Set task:
Retype the material below. Keep every word exactly as it is.

Data supplied:
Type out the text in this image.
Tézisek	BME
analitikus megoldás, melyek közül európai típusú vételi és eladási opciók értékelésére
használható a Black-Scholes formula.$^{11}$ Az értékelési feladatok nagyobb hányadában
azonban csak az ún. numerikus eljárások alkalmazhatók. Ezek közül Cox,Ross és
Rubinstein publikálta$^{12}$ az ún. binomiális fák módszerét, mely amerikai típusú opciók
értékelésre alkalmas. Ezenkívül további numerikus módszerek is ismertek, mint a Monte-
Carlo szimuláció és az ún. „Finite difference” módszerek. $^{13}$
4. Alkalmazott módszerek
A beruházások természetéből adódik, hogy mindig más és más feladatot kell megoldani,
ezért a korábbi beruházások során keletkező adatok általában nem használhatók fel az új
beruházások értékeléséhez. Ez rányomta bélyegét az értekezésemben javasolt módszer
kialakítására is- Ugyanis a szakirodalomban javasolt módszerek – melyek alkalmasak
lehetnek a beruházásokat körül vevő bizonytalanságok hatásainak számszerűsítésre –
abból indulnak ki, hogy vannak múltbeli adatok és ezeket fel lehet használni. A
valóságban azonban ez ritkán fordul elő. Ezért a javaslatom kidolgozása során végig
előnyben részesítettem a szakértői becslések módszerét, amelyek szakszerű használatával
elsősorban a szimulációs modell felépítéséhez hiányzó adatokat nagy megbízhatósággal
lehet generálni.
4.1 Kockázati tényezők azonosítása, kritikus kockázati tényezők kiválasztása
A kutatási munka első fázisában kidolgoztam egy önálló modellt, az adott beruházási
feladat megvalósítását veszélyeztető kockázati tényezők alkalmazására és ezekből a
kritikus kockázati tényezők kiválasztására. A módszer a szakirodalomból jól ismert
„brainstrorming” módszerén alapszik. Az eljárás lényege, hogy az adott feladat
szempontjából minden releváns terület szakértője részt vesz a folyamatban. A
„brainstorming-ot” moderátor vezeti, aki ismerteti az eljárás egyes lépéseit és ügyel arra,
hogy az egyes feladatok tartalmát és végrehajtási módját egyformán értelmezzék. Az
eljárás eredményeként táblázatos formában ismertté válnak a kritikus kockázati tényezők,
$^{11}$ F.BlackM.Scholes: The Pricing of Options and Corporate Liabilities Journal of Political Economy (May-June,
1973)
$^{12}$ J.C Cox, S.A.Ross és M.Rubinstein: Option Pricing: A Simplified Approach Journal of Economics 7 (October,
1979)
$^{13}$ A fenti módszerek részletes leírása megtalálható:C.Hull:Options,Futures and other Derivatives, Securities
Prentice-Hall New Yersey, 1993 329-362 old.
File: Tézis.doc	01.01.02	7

Worked answer:
Type out the text in this image.
Tézisek	BME
analitikus megoldás, melyek közül európai típusú vételi és eladási opciók értékelésére
használható a Black-Scholes formula.$^{11}$ Az értékelési feladatok nagyobb hányadában
azonban csak az ún. numerikus eljárások alkalmazhatók. Ezek közül Cox,Ross és
Rubinstein publikálta$^{12}$ az ún. binomiális fák módszerét, mely amerikai típusú opciók
értékelésre alkalmas. Ezenkívül további numerikus módszerek is ismertek, mint a Monte-
Carlo szimuláció és az ún. „Finite difference” módszerek. $^{13}$
4. Alkalmazott módszerek
A beruházások természetéből adódik, hogy mindig más és más feladatot kell megoldani,
ezért a korábbi beruházások során keletkező adatok általában nem használhatók fel az új
beruházások értékeléséhez. Ez rányomta bélyegét az értekezésemben javasolt módszer
kialakítására is- Ugyanis a szakirodalomban javasolt módszerek – melyek alkalmasak
lehetnek a beruházásokat körül vevő bizonytalanságok hatásainak számszerűsítésre –
abból indulnak ki, hogy vannak múltbeli adatok és ezeket fel lehet használni. A
valóságban azonban ez ritkán fordul elő. Ezért a javaslatom kidolgozása során végig
előnyben részesítettem a szakértői becslések módszerét, amelyek szakszerű használatával
elsősorban a szimulációs modell felépítéséhez hiányzó adatokat nagy megbízhatósággal
lehet generálni.
4.1 Kockázati tényezők azonosítása, kritikus kockázati tényezők kiválasztása
A kutatási munka első fázisában kidolgoztam egy önálló modellt, az adott beruházási
feladat megvalósítását veszélyeztető kockázati tényezők alkalmazására és ezekből a
kritikus kockázati tényezők kiválasztására. A módszer a szakirodalomból jól ismert
„brainstrorming” módszerén alapszik. Az eljárás lényege, hogy az adott feladat
szempontjából minden releváns terület szakértője részt vesz a folyamatban. A
„brainstorming-ot” moderátor vezeti, aki ismerteti az eljárás egyes lépéseit és ügyel arra,
hogy az egyes feladatok tartalmát és végrehajtási módját egyformán értelmezzék. Az
eljárás eredményeként táblázatos formában ismertté válnak a kritikus kockázati tényezők,
$^{11}$ F.BlackM.Scholes: The Pricing of Options and Corporate Liabilities Journal of Political Economy (May-June,
1973)
$^{12}$ J.C Cox, S.A.Ross és M.Rubinstein: Option Pricing: A Simplified Approach Journal of Economics 7 (October,
1979)
$^{13}$ A fenti módszerek részletes leírása megtalálható:C.Hull:Options,Futures and other Derivatives, Securities
Prentice-Hall New Yersey, 1993 329-362 old.
File: Tézis.doc	01.01.02	7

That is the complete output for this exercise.